RECORD EXCERPTS:
## Begin
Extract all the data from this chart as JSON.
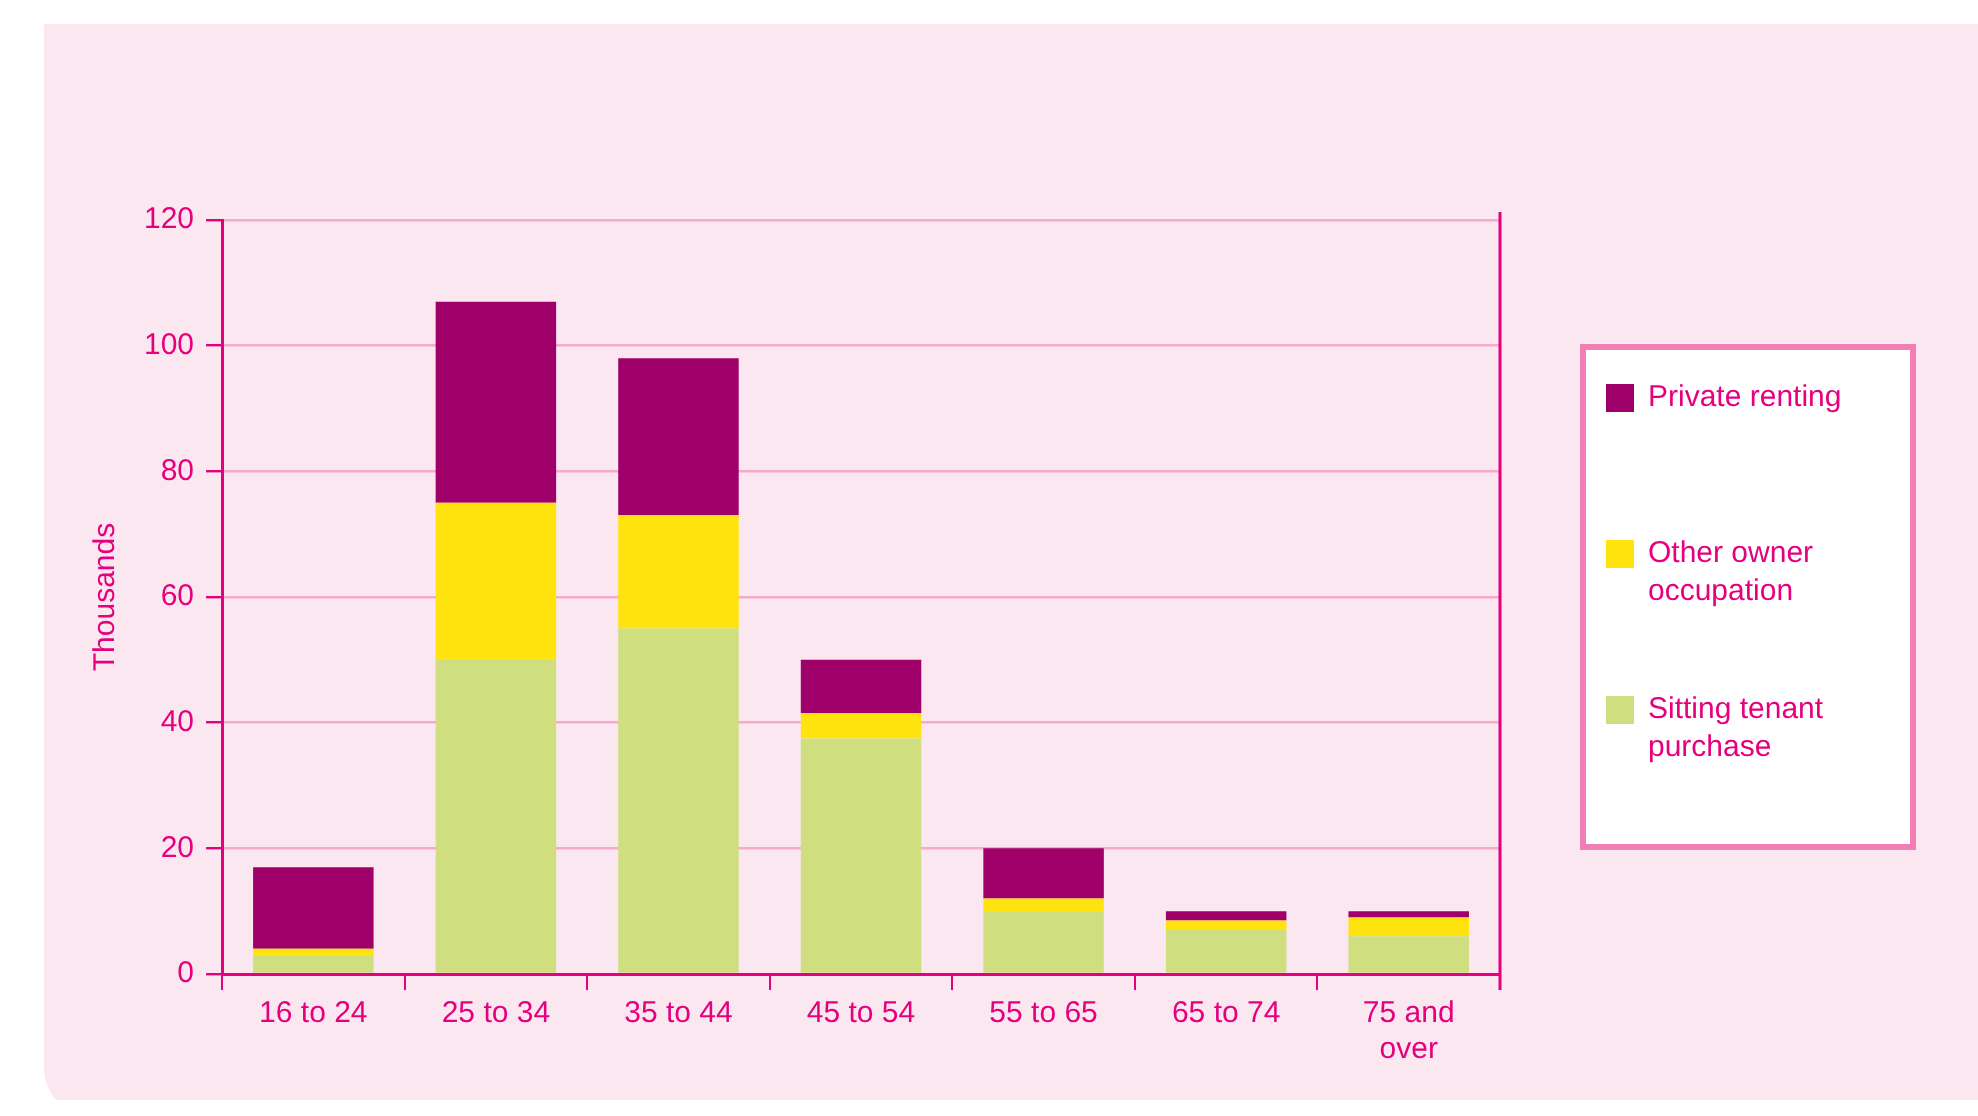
{
  "chart_data": {
    "type": "bar",
    "ylabel": "Thousands",
    "categories": [
      "16 to 24",
      "25 to 34",
      "35 to 44",
      "45 to 54",
      "55 to 65",
      "65 to 74",
      "75 and over"
    ],
    "stacked": true,
    "ylim": [
      0,
      120
    ],
    "yticks": [
      0,
      20,
      40,
      60,
      80,
      100,
      120
    ],
    "grid": "y",
    "legend": "right",
    "series": [
      {
        "name": "Sitting tenant purchase",
        "color": "#cfdf80",
        "values": [
          3,
          50,
          55,
          37.5,
          10,
          7,
          6
        ]
      },
      {
        "name": "Other owner occupation",
        "color": "#ffe30f",
        "values": [
          1,
          25,
          18,
          4,
          2,
          1.5,
          3
        ]
      },
      {
        "name": "Private renting",
        "color": "#a0006a",
        "values": [
          13,
          32,
          25,
          8.5,
          8,
          1.5,
          1
        ]
      }
    ]
  }
}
## End
SHORT TASK: The pictures should not be reproduced; quote all of the other material exactly.

IN RESPONSE:
Extract all the data from this chart as JSON.
{
  "chart_data": {
    "type": "bar",
    "ylabel": "Thousands",
    "categories": [
      "16 to 24",
      "25 to 34",
      "35 to 44",
      "45 to 54",
      "55 to 65",
      "65 to 74",
      "75 and over"
    ],
    "stacked": true,
    "ylim": [
      0,
      120
    ],
    "yticks": [
      0,
      20,
      40,
      60,
      80,
      100,
      120
    ],
    "grid": "y",
    "legend": "right",
    "series": [
      {
        "name": "Sitting tenant purchase",
        "color": "#cfdf80",
        "values": [
          3,
          50,
          55,
          37.5,
          10,
          7,
          6
        ]
      },
      {
        "name": "Other owner occupation",
        "color": "#ffe30f",
        "values": [
          1,
          25,
          18,
          4,
          2,
          1.5,
          3
        ]
      },
      {
        "name": "Private renting",
        "color": "#a0006a",
        "values": [
          13,
          32,
          25,
          8.5,
          8,
          1.5,
          1
        ]
      }
    ]
  }
}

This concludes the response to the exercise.